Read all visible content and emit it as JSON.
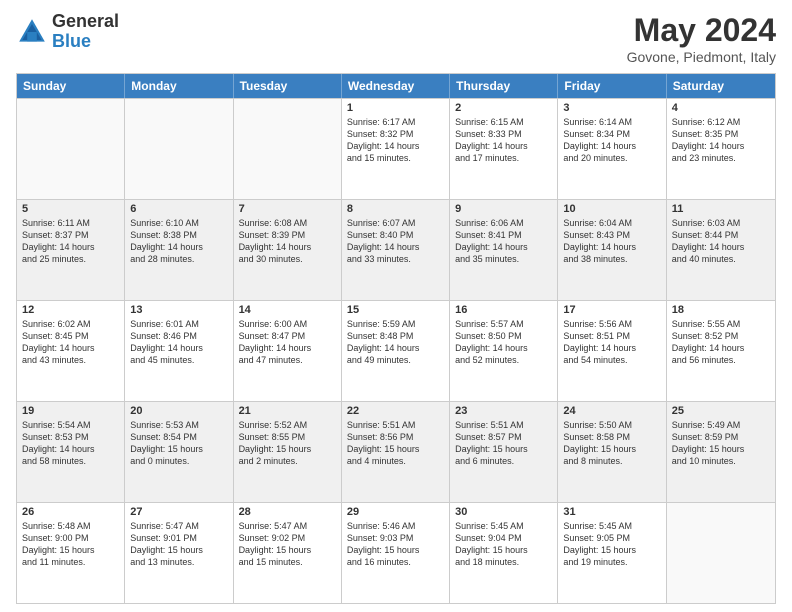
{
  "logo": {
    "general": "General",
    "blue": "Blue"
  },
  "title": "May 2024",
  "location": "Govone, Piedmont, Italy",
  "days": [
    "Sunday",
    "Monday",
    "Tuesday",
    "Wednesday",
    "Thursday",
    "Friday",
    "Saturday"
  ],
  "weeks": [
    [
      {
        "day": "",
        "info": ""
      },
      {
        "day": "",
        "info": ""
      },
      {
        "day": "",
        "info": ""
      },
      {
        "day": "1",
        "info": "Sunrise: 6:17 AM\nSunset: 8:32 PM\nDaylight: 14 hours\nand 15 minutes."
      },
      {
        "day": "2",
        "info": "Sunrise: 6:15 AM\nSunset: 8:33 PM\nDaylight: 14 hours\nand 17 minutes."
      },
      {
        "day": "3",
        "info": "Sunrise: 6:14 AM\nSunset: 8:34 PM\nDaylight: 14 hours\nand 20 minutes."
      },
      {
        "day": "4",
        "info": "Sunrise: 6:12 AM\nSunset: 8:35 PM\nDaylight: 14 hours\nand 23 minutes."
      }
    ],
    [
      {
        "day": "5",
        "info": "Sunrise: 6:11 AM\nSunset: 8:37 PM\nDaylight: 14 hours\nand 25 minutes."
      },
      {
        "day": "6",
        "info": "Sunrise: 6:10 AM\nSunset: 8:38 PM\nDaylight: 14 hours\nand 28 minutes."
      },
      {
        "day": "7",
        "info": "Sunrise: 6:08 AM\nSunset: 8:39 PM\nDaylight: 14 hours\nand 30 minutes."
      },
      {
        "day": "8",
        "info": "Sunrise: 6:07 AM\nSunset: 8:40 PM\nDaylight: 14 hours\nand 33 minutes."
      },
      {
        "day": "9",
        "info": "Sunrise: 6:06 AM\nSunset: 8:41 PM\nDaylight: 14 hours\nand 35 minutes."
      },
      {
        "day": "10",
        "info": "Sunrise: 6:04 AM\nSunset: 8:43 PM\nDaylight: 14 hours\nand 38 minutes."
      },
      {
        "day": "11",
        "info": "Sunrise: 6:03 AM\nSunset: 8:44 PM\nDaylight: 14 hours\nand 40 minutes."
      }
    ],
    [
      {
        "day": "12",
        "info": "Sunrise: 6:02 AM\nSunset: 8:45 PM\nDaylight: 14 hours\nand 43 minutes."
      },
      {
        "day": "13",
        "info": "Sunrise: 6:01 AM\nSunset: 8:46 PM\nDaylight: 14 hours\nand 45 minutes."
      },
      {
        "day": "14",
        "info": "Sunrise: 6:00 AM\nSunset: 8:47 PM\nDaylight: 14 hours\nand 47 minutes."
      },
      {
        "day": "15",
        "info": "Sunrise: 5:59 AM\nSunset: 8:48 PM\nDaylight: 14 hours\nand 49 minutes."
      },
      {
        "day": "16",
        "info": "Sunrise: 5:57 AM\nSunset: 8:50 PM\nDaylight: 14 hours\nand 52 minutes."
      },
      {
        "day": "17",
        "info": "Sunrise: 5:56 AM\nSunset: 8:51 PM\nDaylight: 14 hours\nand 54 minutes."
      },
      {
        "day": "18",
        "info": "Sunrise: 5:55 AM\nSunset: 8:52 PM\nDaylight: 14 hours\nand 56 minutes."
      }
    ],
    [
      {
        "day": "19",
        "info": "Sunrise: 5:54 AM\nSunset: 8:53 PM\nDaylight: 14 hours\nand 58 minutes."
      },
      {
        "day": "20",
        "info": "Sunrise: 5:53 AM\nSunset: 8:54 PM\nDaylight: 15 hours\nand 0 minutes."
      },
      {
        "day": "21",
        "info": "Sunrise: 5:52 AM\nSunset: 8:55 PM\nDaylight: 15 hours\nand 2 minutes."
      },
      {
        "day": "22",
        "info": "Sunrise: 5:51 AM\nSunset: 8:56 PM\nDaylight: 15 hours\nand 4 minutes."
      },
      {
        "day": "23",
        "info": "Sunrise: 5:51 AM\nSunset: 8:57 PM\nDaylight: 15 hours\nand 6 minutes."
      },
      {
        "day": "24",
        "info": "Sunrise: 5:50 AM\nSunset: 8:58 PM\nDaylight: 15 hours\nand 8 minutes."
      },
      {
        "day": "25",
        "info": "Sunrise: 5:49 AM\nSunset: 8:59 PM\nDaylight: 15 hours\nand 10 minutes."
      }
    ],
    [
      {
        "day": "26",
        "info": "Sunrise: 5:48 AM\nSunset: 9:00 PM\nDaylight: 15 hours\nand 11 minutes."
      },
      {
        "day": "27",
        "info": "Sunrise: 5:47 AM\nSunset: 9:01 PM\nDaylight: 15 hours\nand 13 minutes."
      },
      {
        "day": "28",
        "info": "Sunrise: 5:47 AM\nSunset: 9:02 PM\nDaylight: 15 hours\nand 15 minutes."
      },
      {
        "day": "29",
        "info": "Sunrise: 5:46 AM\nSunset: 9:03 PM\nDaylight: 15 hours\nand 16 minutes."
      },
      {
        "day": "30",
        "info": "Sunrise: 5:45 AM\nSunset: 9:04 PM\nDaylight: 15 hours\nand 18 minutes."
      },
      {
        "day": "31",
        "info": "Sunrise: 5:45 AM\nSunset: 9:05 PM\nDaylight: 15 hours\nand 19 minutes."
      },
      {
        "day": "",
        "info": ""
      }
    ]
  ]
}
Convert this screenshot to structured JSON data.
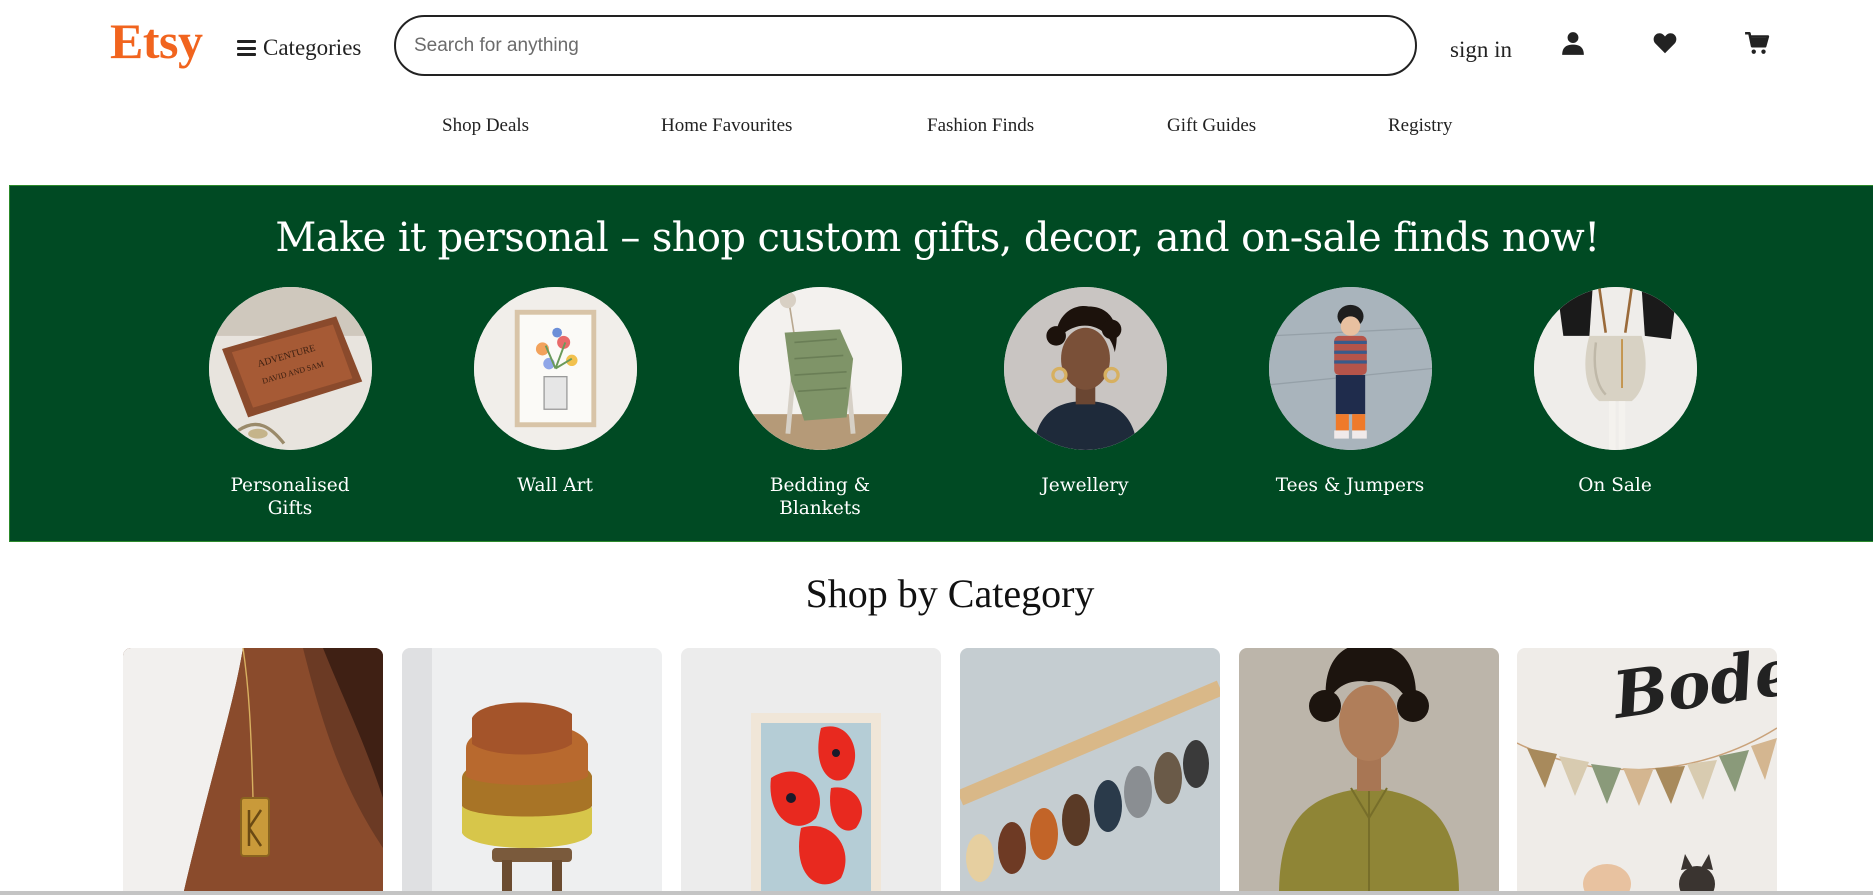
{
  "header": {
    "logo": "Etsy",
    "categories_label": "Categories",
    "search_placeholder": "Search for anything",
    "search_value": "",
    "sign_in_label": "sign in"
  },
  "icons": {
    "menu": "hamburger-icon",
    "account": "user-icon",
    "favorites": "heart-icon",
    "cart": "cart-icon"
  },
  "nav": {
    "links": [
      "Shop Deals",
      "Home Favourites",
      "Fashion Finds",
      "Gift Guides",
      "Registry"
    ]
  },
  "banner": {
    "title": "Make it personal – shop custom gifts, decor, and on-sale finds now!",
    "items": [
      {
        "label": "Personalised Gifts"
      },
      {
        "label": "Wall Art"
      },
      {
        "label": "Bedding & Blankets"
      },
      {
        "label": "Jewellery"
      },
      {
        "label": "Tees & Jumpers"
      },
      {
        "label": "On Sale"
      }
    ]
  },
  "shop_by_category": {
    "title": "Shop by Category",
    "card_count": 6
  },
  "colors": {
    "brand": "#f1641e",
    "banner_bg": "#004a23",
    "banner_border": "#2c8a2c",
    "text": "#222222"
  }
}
===
Written request: Leave out the pictures and repeat everything else in the records exactly.

Output below:
Read all visible content and emit it as JSON.
{
  "logo": {
    "general": "General",
    "blue": "Blue"
  },
  "title": "May 2024",
  "location": "Govone, Piedmont, Italy",
  "days": [
    "Sunday",
    "Monday",
    "Tuesday",
    "Wednesday",
    "Thursday",
    "Friday",
    "Saturday"
  ],
  "weeks": [
    [
      {
        "day": "",
        "info": ""
      },
      {
        "day": "",
        "info": ""
      },
      {
        "day": "",
        "info": ""
      },
      {
        "day": "1",
        "info": "Sunrise: 6:17 AM\nSunset: 8:32 PM\nDaylight: 14 hours\nand 15 minutes."
      },
      {
        "day": "2",
        "info": "Sunrise: 6:15 AM\nSunset: 8:33 PM\nDaylight: 14 hours\nand 17 minutes."
      },
      {
        "day": "3",
        "info": "Sunrise: 6:14 AM\nSunset: 8:34 PM\nDaylight: 14 hours\nand 20 minutes."
      },
      {
        "day": "4",
        "info": "Sunrise: 6:12 AM\nSunset: 8:35 PM\nDaylight: 14 hours\nand 23 minutes."
      }
    ],
    [
      {
        "day": "5",
        "info": "Sunrise: 6:11 AM\nSunset: 8:37 PM\nDaylight: 14 hours\nand 25 minutes."
      },
      {
        "day": "6",
        "info": "Sunrise: 6:10 AM\nSunset: 8:38 PM\nDaylight: 14 hours\nand 28 minutes."
      },
      {
        "day": "7",
        "info": "Sunrise: 6:08 AM\nSunset: 8:39 PM\nDaylight: 14 hours\nand 30 minutes."
      },
      {
        "day": "8",
        "info": "Sunrise: 6:07 AM\nSunset: 8:40 PM\nDaylight: 14 hours\nand 33 minutes."
      },
      {
        "day": "9",
        "info": "Sunrise: 6:06 AM\nSunset: 8:41 PM\nDaylight: 14 hours\nand 35 minutes."
      },
      {
        "day": "10",
        "info": "Sunrise: 6:04 AM\nSunset: 8:43 PM\nDaylight: 14 hours\nand 38 minutes."
      },
      {
        "day": "11",
        "info": "Sunrise: 6:03 AM\nSunset: 8:44 PM\nDaylight: 14 hours\nand 40 minutes."
      }
    ],
    [
      {
        "day": "12",
        "info": "Sunrise: 6:02 AM\nSunset: 8:45 PM\nDaylight: 14 hours\nand 43 minutes."
      },
      {
        "day": "13",
        "info": "Sunrise: 6:01 AM\nSunset: 8:46 PM\nDaylight: 14 hours\nand 45 minutes."
      },
      {
        "day": "14",
        "info": "Sunrise: 6:00 AM\nSunset: 8:47 PM\nDaylight: 14 hours\nand 47 minutes."
      },
      {
        "day": "15",
        "info": "Sunrise: 5:59 AM\nSunset: 8:48 PM\nDaylight: 14 hours\nand 49 minutes."
      },
      {
        "day": "16",
        "info": "Sunrise: 5:57 AM\nSunset: 8:50 PM\nDaylight: 14 hours\nand 52 minutes."
      },
      {
        "day": "17",
        "info": "Sunrise: 5:56 AM\nSunset: 8:51 PM\nDaylight: 14 hours\nand 54 minutes."
      },
      {
        "day": "18",
        "info": "Sunrise: 5:55 AM\nSunset: 8:52 PM\nDaylight: 14 hours\nand 56 minutes."
      }
    ],
    [
      {
        "day": "19",
        "info": "Sunrise: 5:54 AM\nSunset: 8:53 PM\nDaylight: 14 hours\nand 58 minutes."
      },
      {
        "day": "20",
        "info": "Sunrise: 5:53 AM\nSunset: 8:54 PM\nDaylight: 15 hours\nand 0 minutes."
      },
      {
        "day": "21",
        "info": "Sunrise: 5:52 AM\nSunset: 8:55 PM\nDaylight: 15 hours\nand 2 minutes."
      },
      {
        "day": "22",
        "info": "Sunrise: 5:51 AM\nSunset: 8:56 PM\nDaylight: 15 hours\nand 4 minutes."
      },
      {
        "day": "23",
        "info": "Sunrise: 5:51 AM\nSunset: 8:57 PM\nDaylight: 15 hours\nand 6 minutes."
      },
      {
        "day": "24",
        "info": "Sunrise: 5:50 AM\nSunset: 8:58 PM\nDaylight: 15 hours\nand 8 minutes."
      },
      {
        "day": "25",
        "info": "Sunrise: 5:49 AM\nSunset: 8:59 PM\nDaylight: 15 hours\nand 10 minutes."
      }
    ],
    [
      {
        "day": "26",
        "info": "Sunrise: 5:48 AM\nSunset: 9:00 PM\nDaylight: 15 hours\nand 11 minutes."
      },
      {
        "day": "27",
        "info": "Sunrise: 5:47 AM\nSunset: 9:01 PM\nDaylight: 15 hours\nand 13 minutes."
      },
      {
        "day": "28",
        "info": "Sunrise: 5:47 AM\nSunset: 9:02 PM\nDaylight: 15 hours\nand 15 minutes."
      },
      {
        "day": "29",
        "info": "Sunrise: 5:46 AM\nSunset: 9:03 PM\nDaylight: 15 hours\nand 16 minutes."
      },
      {
        "day": "30",
        "info": "Sunrise: 5:45 AM\nSunset: 9:04 PM\nDaylight: 15 hours\nand 18 minutes."
      },
      {
        "day": "31",
        "info": "Sunrise: 5:45 AM\nSunset: 9:05 PM\nDaylight: 15 hours\nand 19 minutes."
      },
      {
        "day": "",
        "info": ""
      }
    ]
  ]
}
Convert this screenshot to structured JSON data.
{
  "header": {
    "logo": "Etsy",
    "categories_label": "Categories",
    "search_placeholder": "Search for anything",
    "search_value": "",
    "sign_in_label": "sign in"
  },
  "icons": {
    "menu": "hamburger-icon",
    "account": "user-icon",
    "favorites": "heart-icon",
    "cart": "cart-icon"
  },
  "nav": {
    "links": [
      "Shop Deals",
      "Home Favourites",
      "Fashion Finds",
      "Gift Guides",
      "Registry"
    ]
  },
  "banner": {
    "title": "Make it personal – shop custom gifts, decor, and on-sale finds now!",
    "items": [
      {
        "label": "Personalised Gifts"
      },
      {
        "label": "Wall Art"
      },
      {
        "label": "Bedding & Blankets"
      },
      {
        "label": "Jewellery"
      },
      {
        "label": "Tees & Jumpers"
      },
      {
        "label": "On Sale"
      }
    ]
  },
  "shop_by_category": {
    "title": "Shop by Category",
    "card_count": 6
  },
  "colors": {
    "brand": "#f1641e",
    "banner_bg": "#004a23",
    "banner_border": "#2c8a2c",
    "text": "#222222"
  }
}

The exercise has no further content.